::: DATA FOR THIS EXERCISE :::
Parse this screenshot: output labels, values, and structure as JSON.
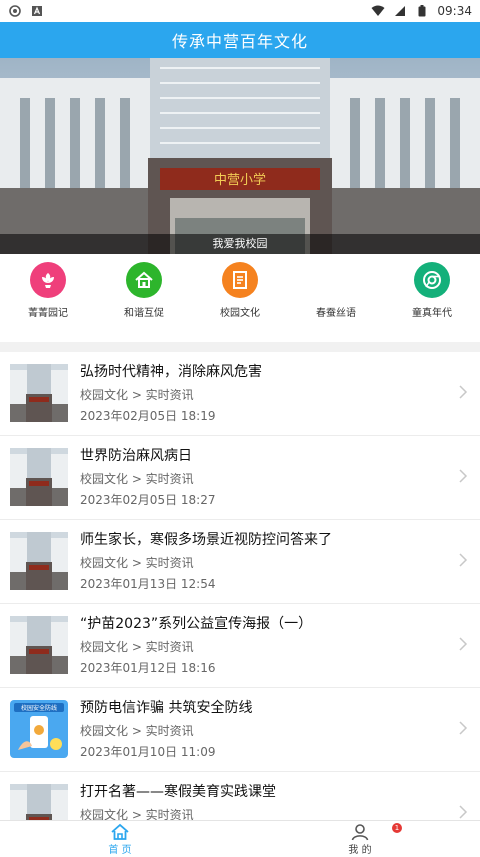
{
  "status_bar": {
    "time": "09:34"
  },
  "header": {
    "title": "传承中营百年文化"
  },
  "banner": {
    "caption": "我爱我校园",
    "sign": "中营小学"
  },
  "quick_nav": [
    {
      "label": "菁菁园记",
      "icon": "flower-icon",
      "color": "#ef3f7b"
    },
    {
      "label": "和谐互促",
      "icon": "home-icon",
      "color": "#2db52c"
    },
    {
      "label": "校园文化",
      "icon": "document-icon",
      "color": "#f5821f"
    },
    {
      "label": "春蚕丝语",
      "icon": "",
      "color": ""
    },
    {
      "label": "童真年代",
      "icon": "chrome-circle-icon",
      "color": "#14b07a"
    }
  ],
  "news": [
    {
      "title": "弘扬时代精神，消除麻风危害",
      "category": "校园文化 > 实时资讯",
      "date": "2023年02月05日 18:19"
    },
    {
      "title": "世界防治麻风病日",
      "category": "校园文化 > 实时资讯",
      "date": "2023年02月05日 18:27"
    },
    {
      "title": "师生家长，寒假多场景近视防控问答来了",
      "category": "校园文化 > 实时资讯",
      "date": "2023年01月13日 12:54"
    },
    {
      "title": "“护苗2023”系列公益宣传海报（一）",
      "category": "校园文化 > 实时资讯",
      "date": "2023年01月12日 18:16"
    },
    {
      "title": "预防电信诈骗 共筑安全防线",
      "category": "校园文化 > 实时资讯",
      "date": "2023年01月10日 11:09",
      "thumb_text": "校园安全防线"
    },
    {
      "title": "打开名著——寒假美育实践课堂",
      "category": "校园文化 > 实时资讯",
      "date": ""
    }
  ],
  "tabs": {
    "home": "首 页",
    "me": "我 的",
    "badge": "1"
  }
}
:::
● WORK REQUIRED: Extract, from the listing above, every line where the string "color" occurs.

● FULL ANSWER:
      "color": "#ef3f7b"
      "color": "#2db52c"
      "color": "#f5821f"
      "color": ""
      "color": "#14b07a"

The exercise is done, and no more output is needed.